__Supplied data__:
···

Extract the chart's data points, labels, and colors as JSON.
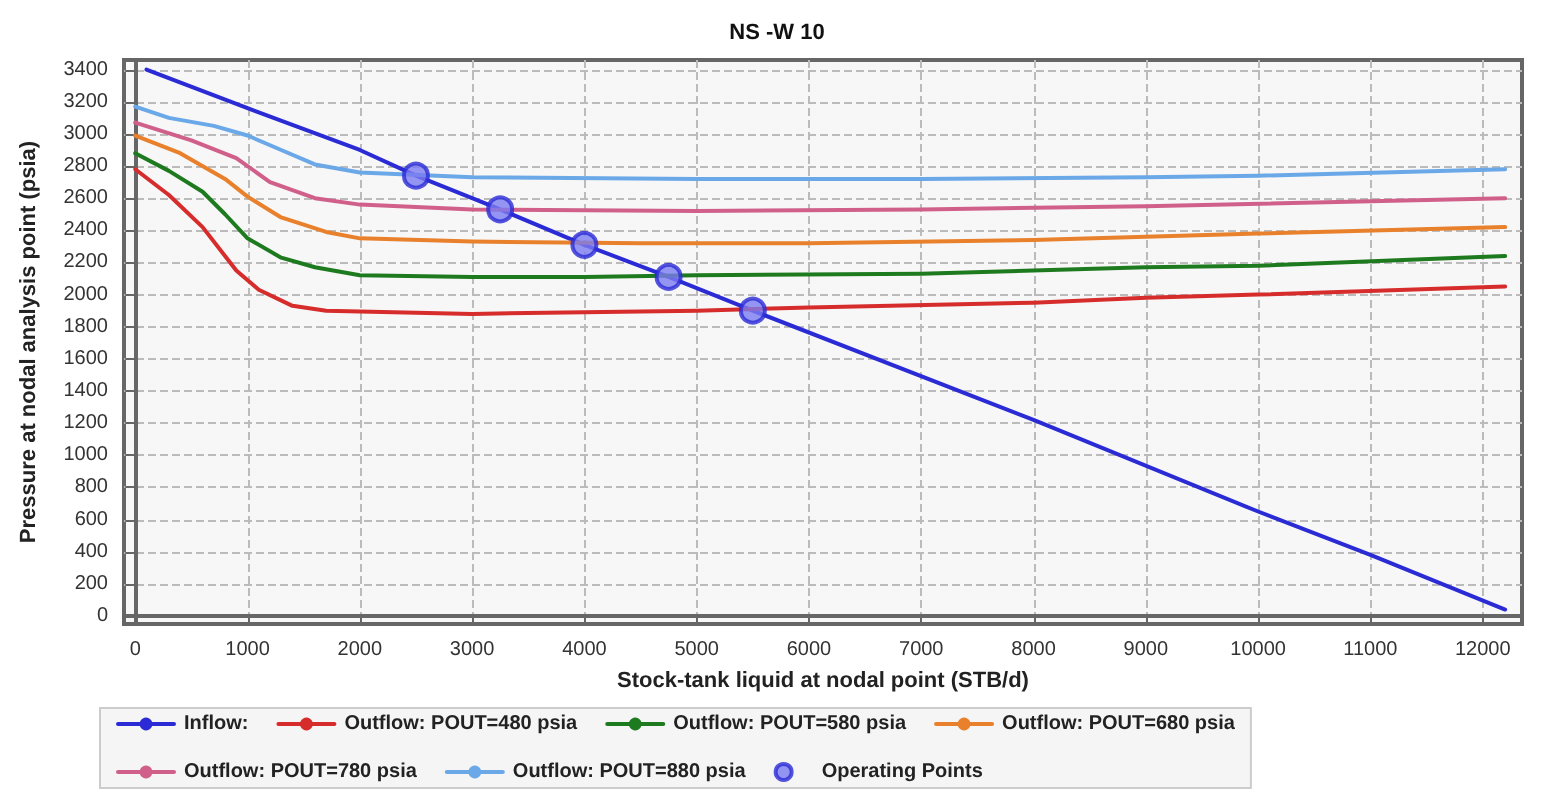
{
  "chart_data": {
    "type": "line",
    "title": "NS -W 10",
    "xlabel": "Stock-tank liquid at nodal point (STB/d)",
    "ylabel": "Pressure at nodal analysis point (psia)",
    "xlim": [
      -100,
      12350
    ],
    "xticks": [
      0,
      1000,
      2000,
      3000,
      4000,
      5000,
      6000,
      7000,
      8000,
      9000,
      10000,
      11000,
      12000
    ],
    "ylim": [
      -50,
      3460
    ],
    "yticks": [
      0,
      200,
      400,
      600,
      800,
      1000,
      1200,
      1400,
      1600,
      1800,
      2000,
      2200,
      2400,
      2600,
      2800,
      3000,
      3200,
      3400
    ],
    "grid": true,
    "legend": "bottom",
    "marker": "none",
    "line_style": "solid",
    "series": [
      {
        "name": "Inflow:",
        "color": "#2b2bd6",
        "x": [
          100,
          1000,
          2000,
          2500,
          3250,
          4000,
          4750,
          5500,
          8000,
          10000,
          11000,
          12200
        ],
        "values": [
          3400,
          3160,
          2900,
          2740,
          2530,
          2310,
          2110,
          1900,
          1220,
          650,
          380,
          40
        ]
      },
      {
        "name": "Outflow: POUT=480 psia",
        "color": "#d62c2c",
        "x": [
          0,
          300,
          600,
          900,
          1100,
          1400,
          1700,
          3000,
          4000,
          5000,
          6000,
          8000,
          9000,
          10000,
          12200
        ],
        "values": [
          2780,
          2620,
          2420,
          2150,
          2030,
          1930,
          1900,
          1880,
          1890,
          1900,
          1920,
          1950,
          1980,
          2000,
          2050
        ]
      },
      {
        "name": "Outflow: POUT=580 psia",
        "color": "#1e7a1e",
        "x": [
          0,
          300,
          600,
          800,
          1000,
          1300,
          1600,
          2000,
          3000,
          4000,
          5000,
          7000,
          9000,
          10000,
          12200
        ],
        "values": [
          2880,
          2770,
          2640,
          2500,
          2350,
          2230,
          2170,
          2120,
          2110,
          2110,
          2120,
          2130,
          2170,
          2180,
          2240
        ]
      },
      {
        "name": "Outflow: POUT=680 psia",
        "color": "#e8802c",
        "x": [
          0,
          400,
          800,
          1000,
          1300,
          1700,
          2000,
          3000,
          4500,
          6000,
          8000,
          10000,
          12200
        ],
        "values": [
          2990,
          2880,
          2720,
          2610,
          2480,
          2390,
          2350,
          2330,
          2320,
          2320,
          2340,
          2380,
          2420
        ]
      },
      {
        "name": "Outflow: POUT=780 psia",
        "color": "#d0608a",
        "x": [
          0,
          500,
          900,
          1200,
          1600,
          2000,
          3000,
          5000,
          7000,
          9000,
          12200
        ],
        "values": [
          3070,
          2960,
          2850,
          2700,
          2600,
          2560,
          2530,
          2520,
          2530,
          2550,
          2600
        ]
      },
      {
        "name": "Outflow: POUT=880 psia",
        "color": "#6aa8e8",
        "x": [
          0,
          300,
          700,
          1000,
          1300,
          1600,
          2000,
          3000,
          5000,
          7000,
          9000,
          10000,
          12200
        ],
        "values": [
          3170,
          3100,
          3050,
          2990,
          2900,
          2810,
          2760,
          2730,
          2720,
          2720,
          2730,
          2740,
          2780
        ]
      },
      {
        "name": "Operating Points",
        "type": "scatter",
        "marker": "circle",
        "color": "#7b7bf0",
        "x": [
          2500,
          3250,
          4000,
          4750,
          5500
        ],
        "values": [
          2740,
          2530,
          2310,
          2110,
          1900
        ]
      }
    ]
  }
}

···

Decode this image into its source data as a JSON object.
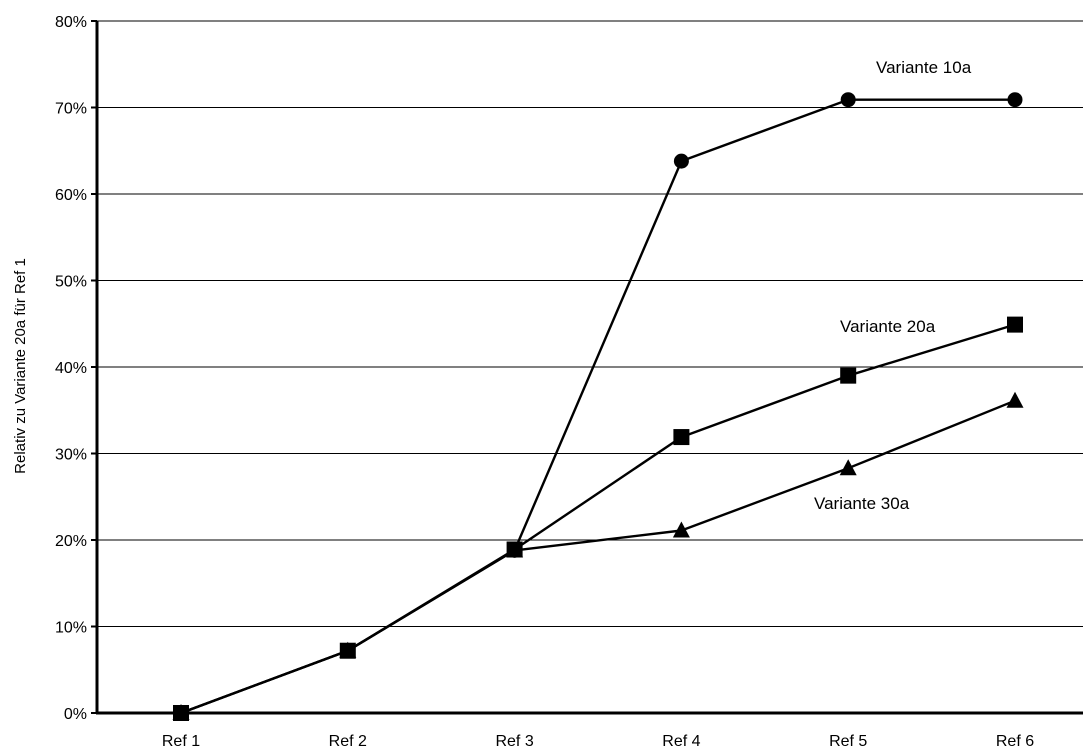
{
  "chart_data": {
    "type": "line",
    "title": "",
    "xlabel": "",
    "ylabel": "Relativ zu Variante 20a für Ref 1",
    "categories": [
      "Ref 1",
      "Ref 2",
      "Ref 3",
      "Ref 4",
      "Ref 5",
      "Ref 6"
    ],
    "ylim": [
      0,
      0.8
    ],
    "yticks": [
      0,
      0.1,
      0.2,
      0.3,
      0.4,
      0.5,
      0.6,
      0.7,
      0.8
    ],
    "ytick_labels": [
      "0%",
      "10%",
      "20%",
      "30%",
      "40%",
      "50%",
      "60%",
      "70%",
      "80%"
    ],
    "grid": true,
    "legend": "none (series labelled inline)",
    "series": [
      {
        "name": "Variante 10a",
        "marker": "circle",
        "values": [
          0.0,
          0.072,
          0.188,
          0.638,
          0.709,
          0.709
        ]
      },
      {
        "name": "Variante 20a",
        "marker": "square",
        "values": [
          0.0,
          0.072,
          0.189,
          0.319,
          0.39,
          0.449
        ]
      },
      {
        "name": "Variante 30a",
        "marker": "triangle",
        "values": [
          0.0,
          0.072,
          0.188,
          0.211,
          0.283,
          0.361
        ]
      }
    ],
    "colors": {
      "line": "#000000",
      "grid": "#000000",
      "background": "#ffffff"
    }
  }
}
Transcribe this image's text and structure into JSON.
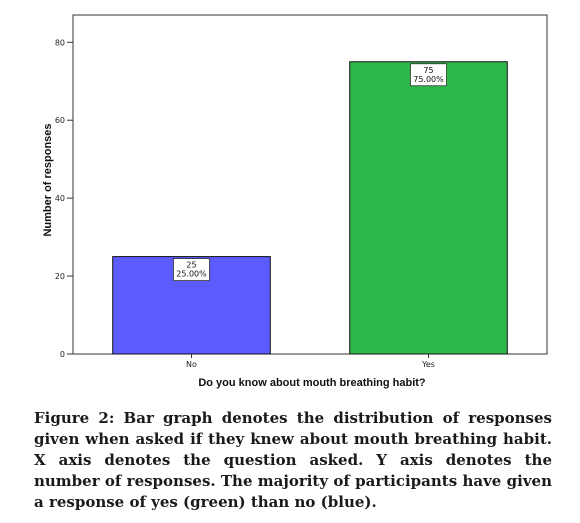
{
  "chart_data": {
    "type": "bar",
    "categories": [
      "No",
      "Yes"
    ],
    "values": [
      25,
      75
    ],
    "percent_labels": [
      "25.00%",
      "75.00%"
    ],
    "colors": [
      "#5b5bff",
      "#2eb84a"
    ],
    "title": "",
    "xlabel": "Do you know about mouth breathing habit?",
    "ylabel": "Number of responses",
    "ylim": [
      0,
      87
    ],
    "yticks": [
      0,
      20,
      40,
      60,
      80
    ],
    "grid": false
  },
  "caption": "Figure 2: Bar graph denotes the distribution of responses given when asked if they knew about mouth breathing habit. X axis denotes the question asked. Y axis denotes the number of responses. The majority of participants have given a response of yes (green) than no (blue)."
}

···

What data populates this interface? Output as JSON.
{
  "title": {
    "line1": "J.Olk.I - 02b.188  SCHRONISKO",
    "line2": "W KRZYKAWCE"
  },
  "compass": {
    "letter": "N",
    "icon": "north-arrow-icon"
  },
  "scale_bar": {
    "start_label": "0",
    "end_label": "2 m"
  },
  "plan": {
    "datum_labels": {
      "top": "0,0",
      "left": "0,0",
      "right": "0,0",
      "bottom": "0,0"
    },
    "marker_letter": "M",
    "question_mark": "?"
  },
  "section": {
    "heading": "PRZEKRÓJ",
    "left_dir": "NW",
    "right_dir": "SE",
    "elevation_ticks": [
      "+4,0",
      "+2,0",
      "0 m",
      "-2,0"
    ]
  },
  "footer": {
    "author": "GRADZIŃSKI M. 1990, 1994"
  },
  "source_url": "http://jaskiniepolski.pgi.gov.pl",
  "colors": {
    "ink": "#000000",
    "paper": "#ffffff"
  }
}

···

__Task details__: Report how many lines contain "JSON". Give nothing but the number.

__Output of the exercise__: 4